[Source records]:
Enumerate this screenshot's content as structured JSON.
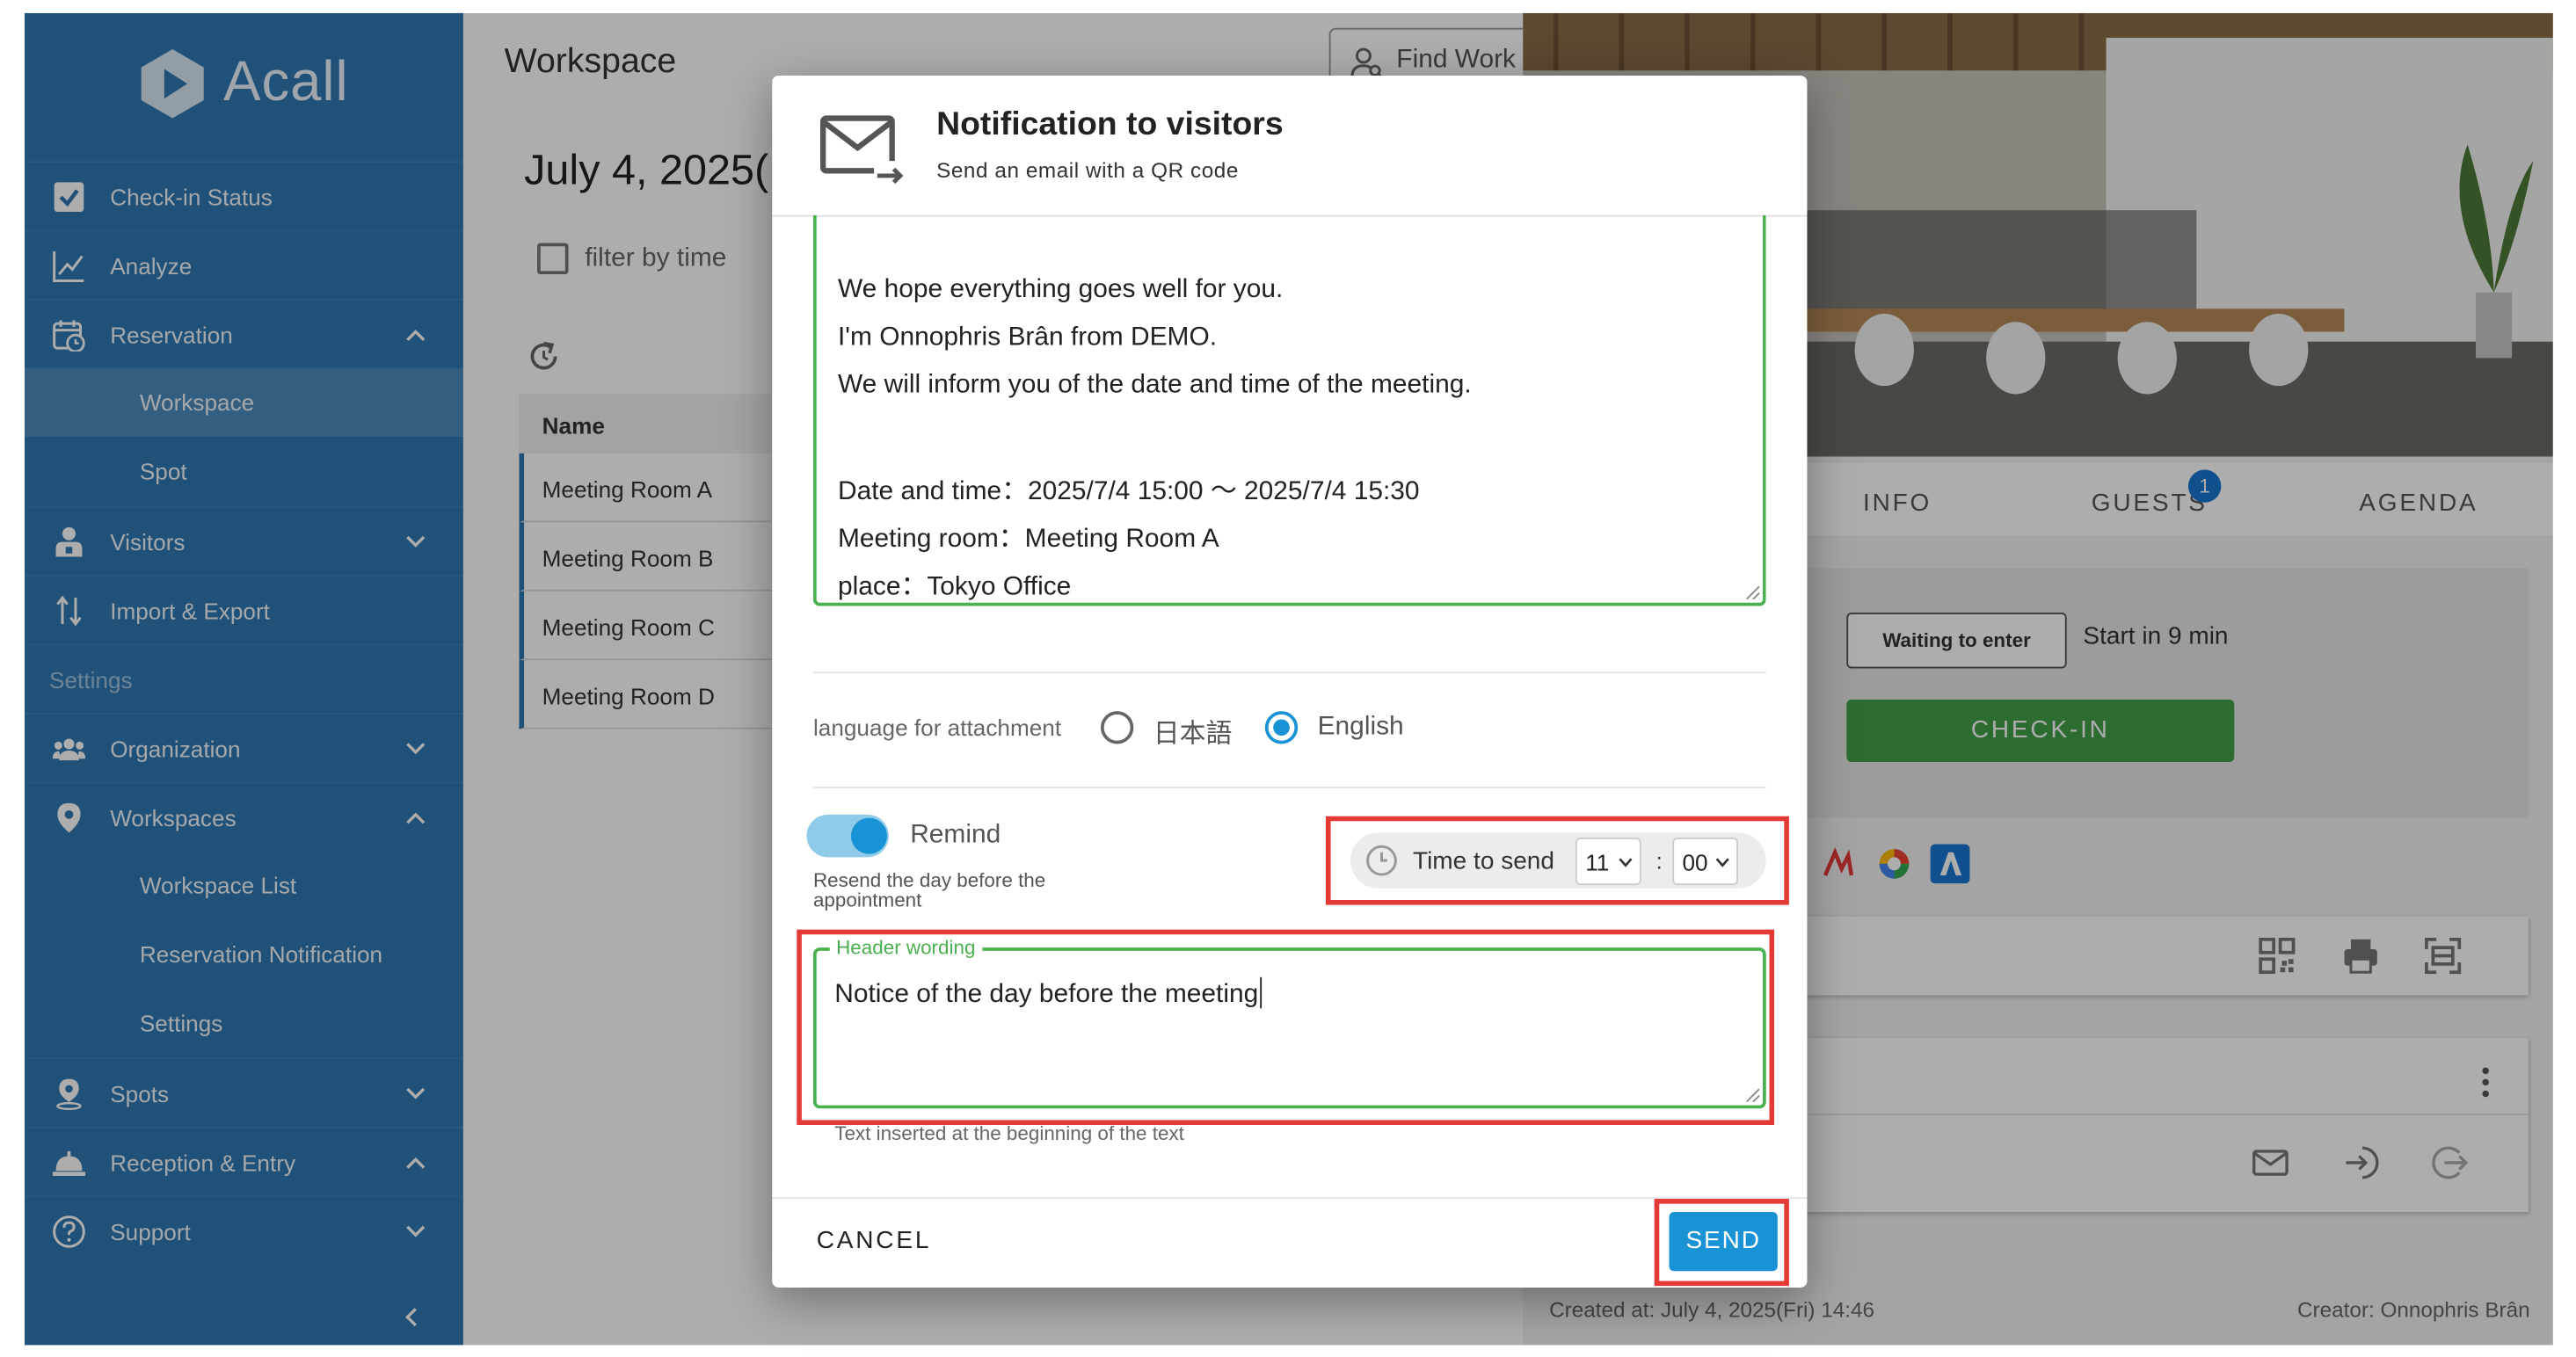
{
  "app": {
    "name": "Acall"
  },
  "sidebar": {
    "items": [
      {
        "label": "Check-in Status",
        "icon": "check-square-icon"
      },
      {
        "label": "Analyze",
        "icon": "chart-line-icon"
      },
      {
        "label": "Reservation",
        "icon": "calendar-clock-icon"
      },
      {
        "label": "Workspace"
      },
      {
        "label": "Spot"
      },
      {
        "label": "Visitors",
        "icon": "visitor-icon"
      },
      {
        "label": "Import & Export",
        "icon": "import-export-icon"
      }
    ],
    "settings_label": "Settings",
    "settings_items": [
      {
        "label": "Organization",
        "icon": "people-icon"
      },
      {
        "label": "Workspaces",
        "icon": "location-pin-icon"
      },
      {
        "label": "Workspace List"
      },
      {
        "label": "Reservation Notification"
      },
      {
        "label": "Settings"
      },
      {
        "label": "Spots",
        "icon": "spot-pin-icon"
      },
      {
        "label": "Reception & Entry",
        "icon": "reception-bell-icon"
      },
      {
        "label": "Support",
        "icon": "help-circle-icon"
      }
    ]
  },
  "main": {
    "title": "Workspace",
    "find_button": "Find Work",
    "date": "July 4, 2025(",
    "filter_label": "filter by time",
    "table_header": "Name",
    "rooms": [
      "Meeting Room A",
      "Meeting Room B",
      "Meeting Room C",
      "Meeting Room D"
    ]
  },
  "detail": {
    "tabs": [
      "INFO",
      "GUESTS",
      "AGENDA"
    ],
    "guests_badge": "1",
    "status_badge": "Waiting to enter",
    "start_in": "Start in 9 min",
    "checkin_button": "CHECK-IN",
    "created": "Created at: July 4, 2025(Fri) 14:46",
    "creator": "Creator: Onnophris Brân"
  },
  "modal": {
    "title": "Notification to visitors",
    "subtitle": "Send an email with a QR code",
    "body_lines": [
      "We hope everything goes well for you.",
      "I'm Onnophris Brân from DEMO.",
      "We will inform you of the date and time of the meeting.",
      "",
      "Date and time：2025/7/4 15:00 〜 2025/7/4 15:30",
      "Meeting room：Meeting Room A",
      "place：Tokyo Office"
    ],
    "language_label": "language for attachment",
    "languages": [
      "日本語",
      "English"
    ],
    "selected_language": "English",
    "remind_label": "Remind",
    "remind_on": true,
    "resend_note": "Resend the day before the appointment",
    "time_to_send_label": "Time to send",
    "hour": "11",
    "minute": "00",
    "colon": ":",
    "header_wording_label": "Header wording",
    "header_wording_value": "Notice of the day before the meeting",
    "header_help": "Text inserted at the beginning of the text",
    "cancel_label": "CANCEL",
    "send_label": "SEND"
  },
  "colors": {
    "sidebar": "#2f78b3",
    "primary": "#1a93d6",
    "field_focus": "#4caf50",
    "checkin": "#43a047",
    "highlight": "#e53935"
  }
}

[What you are asked to do]:
Write the listing out a second time exactly, dropping all images.

[Final result]:
Enumerate this screenshot's content as structured JSON.
{
  "app": {
    "name": "Acall"
  },
  "sidebar": {
    "items": [
      {
        "label": "Check-in Status",
        "icon": "check-square-icon"
      },
      {
        "label": "Analyze",
        "icon": "chart-line-icon"
      },
      {
        "label": "Reservation",
        "icon": "calendar-clock-icon"
      },
      {
        "label": "Workspace"
      },
      {
        "label": "Spot"
      },
      {
        "label": "Visitors",
        "icon": "visitor-icon"
      },
      {
        "label": "Import & Export",
        "icon": "import-export-icon"
      }
    ],
    "settings_label": "Settings",
    "settings_items": [
      {
        "label": "Organization",
        "icon": "people-icon"
      },
      {
        "label": "Workspaces",
        "icon": "location-pin-icon"
      },
      {
        "label": "Workspace List"
      },
      {
        "label": "Reservation Notification"
      },
      {
        "label": "Settings"
      },
      {
        "label": "Spots",
        "icon": "spot-pin-icon"
      },
      {
        "label": "Reception & Entry",
        "icon": "reception-bell-icon"
      },
      {
        "label": "Support",
        "icon": "help-circle-icon"
      }
    ]
  },
  "main": {
    "title": "Workspace",
    "find_button": "Find Work",
    "date": "July 4, 2025(",
    "filter_label": "filter by time",
    "table_header": "Name",
    "rooms": [
      "Meeting Room A",
      "Meeting Room B",
      "Meeting Room C",
      "Meeting Room D"
    ]
  },
  "detail": {
    "tabs": [
      "INFO",
      "GUESTS",
      "AGENDA"
    ],
    "guests_badge": "1",
    "status_badge": "Waiting to enter",
    "start_in": "Start in 9 min",
    "checkin_button": "CHECK-IN",
    "created": "Created at: July 4, 2025(Fri) 14:46",
    "creator": "Creator: Onnophris Brân"
  },
  "modal": {
    "title": "Notification to visitors",
    "subtitle": "Send an email with a QR code",
    "body_lines": [
      "We hope everything goes well for you.",
      "I'm Onnophris Brân from DEMO.",
      "We will inform you of the date and time of the meeting.",
      "",
      "Date and time：2025/7/4 15:00 〜 2025/7/4 15:30",
      "Meeting room：Meeting Room A",
      "place：Tokyo Office"
    ],
    "language_label": "language for attachment",
    "languages": [
      "日本語",
      "English"
    ],
    "selected_language": "English",
    "remind_label": "Remind",
    "remind_on": true,
    "resend_note": "Resend the day before the appointment",
    "time_to_send_label": "Time to send",
    "hour": "11",
    "minute": "00",
    "colon": ":",
    "header_wording_label": "Header wording",
    "header_wording_value": "Notice of the day before the meeting",
    "header_help": "Text inserted at the beginning of the text",
    "cancel_label": "CANCEL",
    "send_label": "SEND"
  },
  "colors": {
    "sidebar": "#2f78b3",
    "primary": "#1a93d6",
    "field_focus": "#4caf50",
    "checkin": "#43a047",
    "highlight": "#e53935"
  }
}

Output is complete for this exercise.